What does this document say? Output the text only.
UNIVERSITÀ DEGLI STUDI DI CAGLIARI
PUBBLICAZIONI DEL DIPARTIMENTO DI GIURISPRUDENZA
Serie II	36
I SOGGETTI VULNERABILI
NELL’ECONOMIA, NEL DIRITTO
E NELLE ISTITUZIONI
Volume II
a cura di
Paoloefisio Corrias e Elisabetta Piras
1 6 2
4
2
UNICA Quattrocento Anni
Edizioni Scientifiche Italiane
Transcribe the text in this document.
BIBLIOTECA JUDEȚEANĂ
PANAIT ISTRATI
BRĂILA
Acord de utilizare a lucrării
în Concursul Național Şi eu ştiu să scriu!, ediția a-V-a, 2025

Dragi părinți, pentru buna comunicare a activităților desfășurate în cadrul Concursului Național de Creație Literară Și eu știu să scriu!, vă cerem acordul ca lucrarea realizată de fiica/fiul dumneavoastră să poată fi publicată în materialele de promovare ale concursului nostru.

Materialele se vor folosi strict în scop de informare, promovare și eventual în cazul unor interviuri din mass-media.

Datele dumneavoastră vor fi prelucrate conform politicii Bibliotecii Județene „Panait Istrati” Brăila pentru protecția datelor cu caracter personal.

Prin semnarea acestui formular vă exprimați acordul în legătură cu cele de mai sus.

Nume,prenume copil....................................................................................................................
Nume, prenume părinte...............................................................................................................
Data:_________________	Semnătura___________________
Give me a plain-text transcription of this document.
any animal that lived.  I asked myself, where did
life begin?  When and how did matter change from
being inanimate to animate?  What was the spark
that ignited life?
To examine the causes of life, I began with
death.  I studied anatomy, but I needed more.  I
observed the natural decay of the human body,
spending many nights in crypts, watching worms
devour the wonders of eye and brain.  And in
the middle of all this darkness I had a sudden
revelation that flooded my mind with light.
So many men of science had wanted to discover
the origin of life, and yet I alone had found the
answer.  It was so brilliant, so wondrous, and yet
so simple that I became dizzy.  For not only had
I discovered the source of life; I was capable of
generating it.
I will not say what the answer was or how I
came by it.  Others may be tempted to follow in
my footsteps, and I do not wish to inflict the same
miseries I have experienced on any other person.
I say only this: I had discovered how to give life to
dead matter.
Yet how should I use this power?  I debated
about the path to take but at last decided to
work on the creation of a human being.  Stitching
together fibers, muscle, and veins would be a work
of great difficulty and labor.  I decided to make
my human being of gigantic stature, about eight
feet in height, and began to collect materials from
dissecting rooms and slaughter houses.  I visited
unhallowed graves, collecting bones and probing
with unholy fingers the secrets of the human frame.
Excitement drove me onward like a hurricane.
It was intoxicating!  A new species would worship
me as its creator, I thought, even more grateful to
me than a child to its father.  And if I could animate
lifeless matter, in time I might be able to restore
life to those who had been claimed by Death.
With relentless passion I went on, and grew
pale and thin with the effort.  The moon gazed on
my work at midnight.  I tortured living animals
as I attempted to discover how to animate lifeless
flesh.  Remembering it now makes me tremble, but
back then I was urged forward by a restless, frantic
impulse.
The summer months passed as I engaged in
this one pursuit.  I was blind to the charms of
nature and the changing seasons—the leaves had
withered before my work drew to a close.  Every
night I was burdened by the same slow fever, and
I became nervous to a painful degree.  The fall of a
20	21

___

> [Brief] From the listing above, copy every line that includes the word "prenume".

> [Finished answer]
Nume,prenume copil....................................................................................................................
Nume, prenume părinte...............................................................................................................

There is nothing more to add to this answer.